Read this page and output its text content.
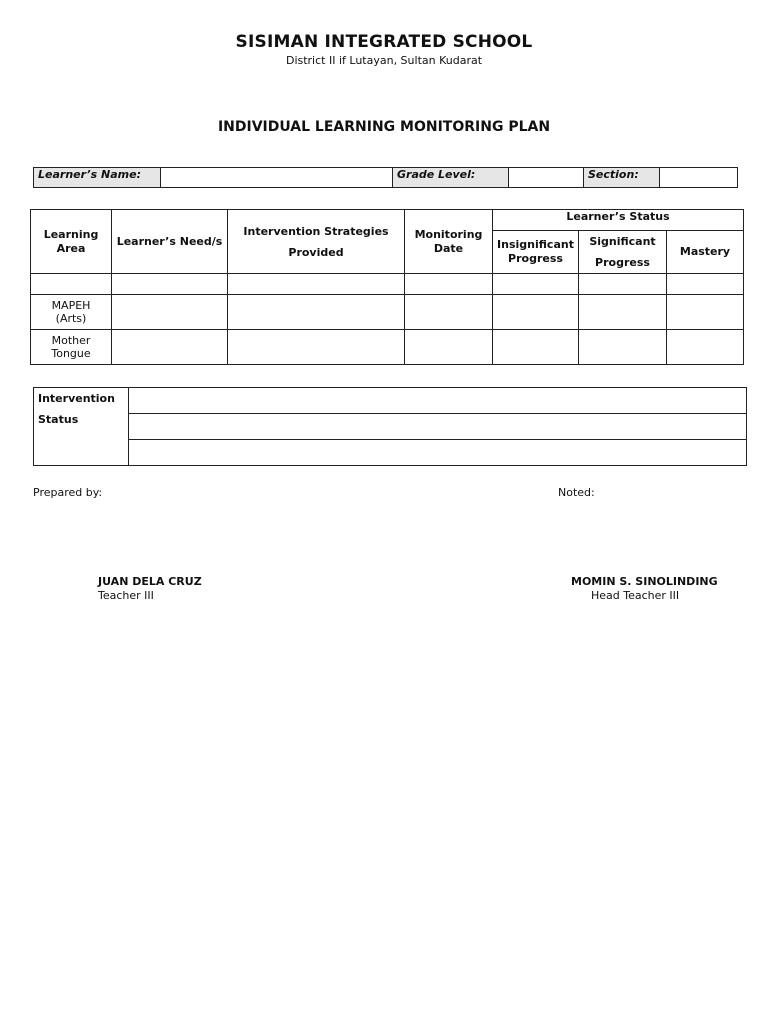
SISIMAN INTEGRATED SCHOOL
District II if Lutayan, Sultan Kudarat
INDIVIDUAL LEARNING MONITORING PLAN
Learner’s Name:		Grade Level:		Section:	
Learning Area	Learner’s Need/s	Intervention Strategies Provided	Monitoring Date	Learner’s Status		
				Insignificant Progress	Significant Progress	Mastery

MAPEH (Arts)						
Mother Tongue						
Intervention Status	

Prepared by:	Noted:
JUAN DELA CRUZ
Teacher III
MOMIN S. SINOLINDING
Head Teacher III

■ **Objective**
Gather from the data above every line with the string "Status".

■ **Response to the exercise**
Learning Area	Learner’s Need/s	Intervention Strategies Provided	Monitoring Date	Learner’s Status		
Intervention Status	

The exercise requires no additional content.